━━ GIVEN TEXT ━━
The Brotherhood of Steel is a neo-knightly order that rose from the ashes of the United States military in the years following the Great War of 2077. The organization's tenets include the eradication of mutants and the veneration of technology. In recent decades, the Brotherhood has become quite stingy in regards to sharing advanced technology with their fellow Wastelanders, whom they generally consider too ignorant and irresponsible to deserve such technology. The Brotherhood has been known to trade their technology with frontier communities and the NCR, but more often than not, tends to keep the more advanced material to themselves.
Although the Brotherhood has always been portrayed as aloof, as time went on more negative aspects of their beliefs have been increasingly emphasized as their power has decreased. Originally they stood for relatively benign goals of preservation. Indeed, in one of the possible endings in Fallout; they voluntarily reintroduce technology, engage in novel research, and actively help the wasteland. Later, in Fallout Tactics, the Midwestern faction eventually would go on to become a near-fascist state, but only if a specific ending is chosen in which this faction assumes the new leadership of a prejudiced General Barnaky. A different ending involves the Midwestern Brotherhood working together with the humans and non-humans of the Midwestern wasteland for the greater good, and create a post-apocalyptic utopia (however, it should be noted that none of the endings of Fallout Tactics has yet been assumed as canon, and so is open to speculation). By the time of Van Buren/New Vegas the main Brotherhood is strongly paranoid, it not only seeks to preserve technology, but actively remove it from outsiders, is disinterested in nonmilitary assets, and engages in little if any work to actually improve their tech. Much of the Brotherhood's belief system is enshrined in a document known as the Codex, which acts as an important source of information on regulations and rules that members must adhere to. The East Coast Brotherhood is different from the West Coast, seeming to want to help others instead of collect vital technology, but this created a faction focused entirely on collecting tech in the east, the Brotherhood of Steel Outcasts. The Brotherhood does also hold a religious side, with some or all members believing in a deity known as the "Creator", and often praying to the Creator, on occasions such as meals. 
Symbolism of the insigniaEdit
In the Brotherhood symbol, the gears represent their engineering knowledge, the sword is their will to defend themselves, the wings represent the uplifting hope that the acquisition of lost technology represents for mankind's salvation following the devastation of the Great War, and the circle represents the fraternal unity that makes the organization a true brotherhood.
━━━
- [ACTIVITIES]
**a)** From the Brotherhood of Steel text, quote the part running from "The Brotherhood of Steel is" up to and including "material to themselves.".
**b)** Answer these questions from the Brotherhood of Steel text:
(i) From what did the Brotherhood of Steel rise after the Great War of 2077?
(ii) What is the name of the document in which much of the Brotherhood's belief system is enshrined?
(iii) What do the gears in the Brotherhood symbol represent?
━━ DATA RECORDS ━━
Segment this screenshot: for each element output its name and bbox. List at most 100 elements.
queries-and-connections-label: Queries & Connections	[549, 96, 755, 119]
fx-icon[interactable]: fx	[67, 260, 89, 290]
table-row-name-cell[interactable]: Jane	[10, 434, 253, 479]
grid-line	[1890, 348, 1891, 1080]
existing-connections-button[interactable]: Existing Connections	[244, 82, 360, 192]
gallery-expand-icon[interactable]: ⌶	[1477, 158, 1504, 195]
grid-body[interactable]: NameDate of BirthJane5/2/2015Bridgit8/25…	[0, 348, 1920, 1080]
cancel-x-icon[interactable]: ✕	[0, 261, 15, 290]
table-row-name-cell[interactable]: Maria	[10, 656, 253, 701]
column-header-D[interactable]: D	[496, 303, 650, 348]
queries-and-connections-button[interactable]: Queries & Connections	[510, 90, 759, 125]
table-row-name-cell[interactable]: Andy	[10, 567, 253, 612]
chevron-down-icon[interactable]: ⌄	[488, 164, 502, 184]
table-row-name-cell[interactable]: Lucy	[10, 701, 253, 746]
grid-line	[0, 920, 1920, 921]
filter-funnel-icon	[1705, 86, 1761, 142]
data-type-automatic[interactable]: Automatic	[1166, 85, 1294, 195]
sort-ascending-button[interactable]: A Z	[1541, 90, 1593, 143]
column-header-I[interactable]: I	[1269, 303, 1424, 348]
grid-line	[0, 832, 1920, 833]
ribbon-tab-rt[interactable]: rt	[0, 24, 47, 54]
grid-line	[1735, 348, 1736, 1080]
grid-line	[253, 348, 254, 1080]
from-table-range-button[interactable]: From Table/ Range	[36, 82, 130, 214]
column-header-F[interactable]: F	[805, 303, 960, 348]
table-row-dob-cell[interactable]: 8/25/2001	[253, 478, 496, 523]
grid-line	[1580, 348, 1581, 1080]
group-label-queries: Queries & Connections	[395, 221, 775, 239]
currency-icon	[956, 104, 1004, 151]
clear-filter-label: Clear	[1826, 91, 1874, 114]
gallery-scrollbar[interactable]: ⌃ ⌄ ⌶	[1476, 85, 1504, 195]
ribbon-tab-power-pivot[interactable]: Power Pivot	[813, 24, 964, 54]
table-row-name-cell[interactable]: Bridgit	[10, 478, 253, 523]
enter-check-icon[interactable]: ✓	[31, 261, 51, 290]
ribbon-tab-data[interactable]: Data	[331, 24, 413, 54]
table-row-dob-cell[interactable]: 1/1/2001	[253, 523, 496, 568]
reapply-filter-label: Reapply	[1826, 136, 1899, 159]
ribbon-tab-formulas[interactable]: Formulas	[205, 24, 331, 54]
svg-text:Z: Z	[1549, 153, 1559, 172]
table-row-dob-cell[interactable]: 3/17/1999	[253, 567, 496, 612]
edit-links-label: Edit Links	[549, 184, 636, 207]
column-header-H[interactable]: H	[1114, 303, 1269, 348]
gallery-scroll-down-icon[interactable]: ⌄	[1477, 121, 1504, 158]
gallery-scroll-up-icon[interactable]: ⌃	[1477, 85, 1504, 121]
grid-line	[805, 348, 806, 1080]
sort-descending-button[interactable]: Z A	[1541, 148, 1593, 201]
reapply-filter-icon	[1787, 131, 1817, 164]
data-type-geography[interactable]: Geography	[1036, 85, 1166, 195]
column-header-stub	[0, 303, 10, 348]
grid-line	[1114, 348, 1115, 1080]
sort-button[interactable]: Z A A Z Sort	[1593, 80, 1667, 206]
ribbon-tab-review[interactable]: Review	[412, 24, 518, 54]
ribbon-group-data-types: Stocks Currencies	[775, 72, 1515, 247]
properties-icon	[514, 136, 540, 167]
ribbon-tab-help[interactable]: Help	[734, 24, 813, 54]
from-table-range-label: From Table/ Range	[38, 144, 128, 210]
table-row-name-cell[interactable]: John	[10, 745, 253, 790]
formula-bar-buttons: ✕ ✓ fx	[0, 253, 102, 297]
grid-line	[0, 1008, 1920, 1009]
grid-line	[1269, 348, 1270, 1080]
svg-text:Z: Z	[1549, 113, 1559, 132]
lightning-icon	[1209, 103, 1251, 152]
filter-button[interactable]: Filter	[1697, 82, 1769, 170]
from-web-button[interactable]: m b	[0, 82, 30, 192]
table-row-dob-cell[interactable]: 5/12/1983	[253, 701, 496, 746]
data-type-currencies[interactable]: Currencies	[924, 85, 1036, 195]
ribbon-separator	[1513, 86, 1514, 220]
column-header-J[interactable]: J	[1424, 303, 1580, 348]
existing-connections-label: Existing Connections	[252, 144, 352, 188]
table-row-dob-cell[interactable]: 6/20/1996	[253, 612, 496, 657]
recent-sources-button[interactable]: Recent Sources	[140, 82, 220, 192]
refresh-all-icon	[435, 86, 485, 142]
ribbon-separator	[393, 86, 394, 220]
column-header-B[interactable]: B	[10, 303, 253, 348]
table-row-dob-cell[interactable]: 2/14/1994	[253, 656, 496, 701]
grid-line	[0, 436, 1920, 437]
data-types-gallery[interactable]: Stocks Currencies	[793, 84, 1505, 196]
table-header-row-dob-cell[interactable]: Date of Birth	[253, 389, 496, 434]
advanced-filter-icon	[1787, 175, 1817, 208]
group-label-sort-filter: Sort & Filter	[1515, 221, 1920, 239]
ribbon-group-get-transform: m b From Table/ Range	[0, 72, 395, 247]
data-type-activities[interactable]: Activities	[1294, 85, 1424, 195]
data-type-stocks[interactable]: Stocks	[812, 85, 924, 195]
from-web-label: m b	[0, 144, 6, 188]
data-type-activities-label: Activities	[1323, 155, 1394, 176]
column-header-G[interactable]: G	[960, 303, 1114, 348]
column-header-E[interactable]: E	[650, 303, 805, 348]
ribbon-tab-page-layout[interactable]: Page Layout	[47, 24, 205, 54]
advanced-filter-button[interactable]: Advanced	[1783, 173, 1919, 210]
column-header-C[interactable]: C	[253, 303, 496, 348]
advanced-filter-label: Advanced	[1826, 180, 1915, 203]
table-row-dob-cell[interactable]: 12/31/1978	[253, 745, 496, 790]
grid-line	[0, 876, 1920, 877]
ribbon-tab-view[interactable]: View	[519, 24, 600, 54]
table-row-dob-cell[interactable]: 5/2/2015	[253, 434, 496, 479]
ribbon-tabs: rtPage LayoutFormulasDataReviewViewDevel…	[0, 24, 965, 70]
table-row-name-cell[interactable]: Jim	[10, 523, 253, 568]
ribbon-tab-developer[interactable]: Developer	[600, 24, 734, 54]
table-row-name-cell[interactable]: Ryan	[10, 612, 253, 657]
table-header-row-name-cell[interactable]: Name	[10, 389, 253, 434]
━━━
- [ANSWERS FOR THE EXERCISE]
**a)**
The Brotherhood of Steel is a neo-knightly order that rose from the ashes of the United States military in the years following the Great War of 2077. The organization's tenets include the eradication of mutants and the veneration of technology. In recent decades, the Brotherhood has become quite stingy in regards to sharing advanced technology with their fellow Wastelanders, whom they generally consider too ignorant and irresponsible to deserve such technology. The Brotherhood has been known to trade their technology with frontier communities and the NCR, but more often than not, tends to keep the more advanced material to themselves.

**b)**
(i) The ashes of the United States military.
(ii) The Codex.
(iii) Their engineering knowledge.